### WHAT IS NEEDED
Each record that follows should be repeated exactly, minus any images.

── DATA EXCERPTS

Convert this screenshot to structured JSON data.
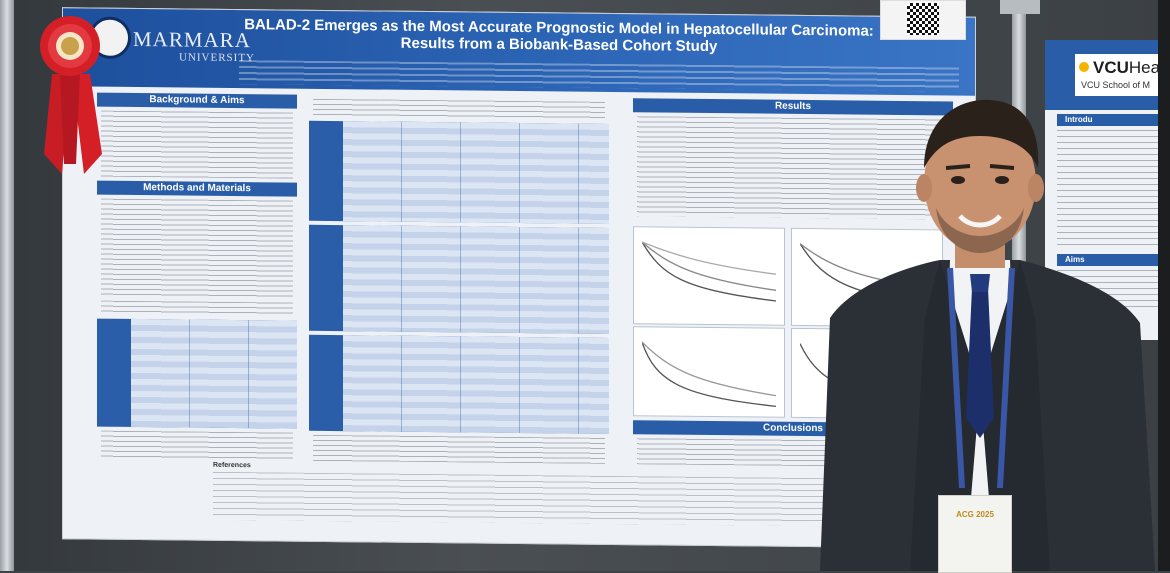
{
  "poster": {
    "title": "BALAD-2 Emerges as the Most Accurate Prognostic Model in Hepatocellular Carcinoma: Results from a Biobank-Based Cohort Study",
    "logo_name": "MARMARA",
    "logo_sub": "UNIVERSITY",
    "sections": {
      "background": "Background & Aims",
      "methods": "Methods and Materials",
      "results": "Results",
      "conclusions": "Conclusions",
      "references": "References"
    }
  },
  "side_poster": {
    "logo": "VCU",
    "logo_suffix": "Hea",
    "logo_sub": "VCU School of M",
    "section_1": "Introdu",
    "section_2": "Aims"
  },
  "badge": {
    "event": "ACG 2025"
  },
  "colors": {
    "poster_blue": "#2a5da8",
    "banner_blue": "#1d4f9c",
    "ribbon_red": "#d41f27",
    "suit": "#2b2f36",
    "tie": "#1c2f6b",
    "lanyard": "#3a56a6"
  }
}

────

### RESPONSE TO THE TASK
Convert this screenshot to structured JSON data.
{
  "poster": {
    "title": "BALAD-2 Emerges as the Most Accurate Prognostic Model in Hepatocellular Carcinoma: Results from a Biobank-Based Cohort Study",
    "logo_name": "MARMARA",
    "logo_sub": "UNIVERSITY",
    "sections": {
      "background": "Background & Aims",
      "methods": "Methods and Materials",
      "results": "Results",
      "conclusions": "Conclusions",
      "references": "References"
    }
  },
  "side_poster": {
    "logo": "VCU",
    "logo_suffix": "Hea",
    "logo_sub": "VCU School of M",
    "section_1": "Introdu",
    "section_2": "Aims"
  },
  "badge": {
    "event": "ACG 2025"
  },
  "colors": {
    "poster_blue": "#2a5da8",
    "banner_blue": "#1d4f9c",
    "ribbon_red": "#d41f27",
    "suit": "#2b2f36",
    "tie": "#1c2f6b",
    "lanyard": "#3a56a6"
  }
}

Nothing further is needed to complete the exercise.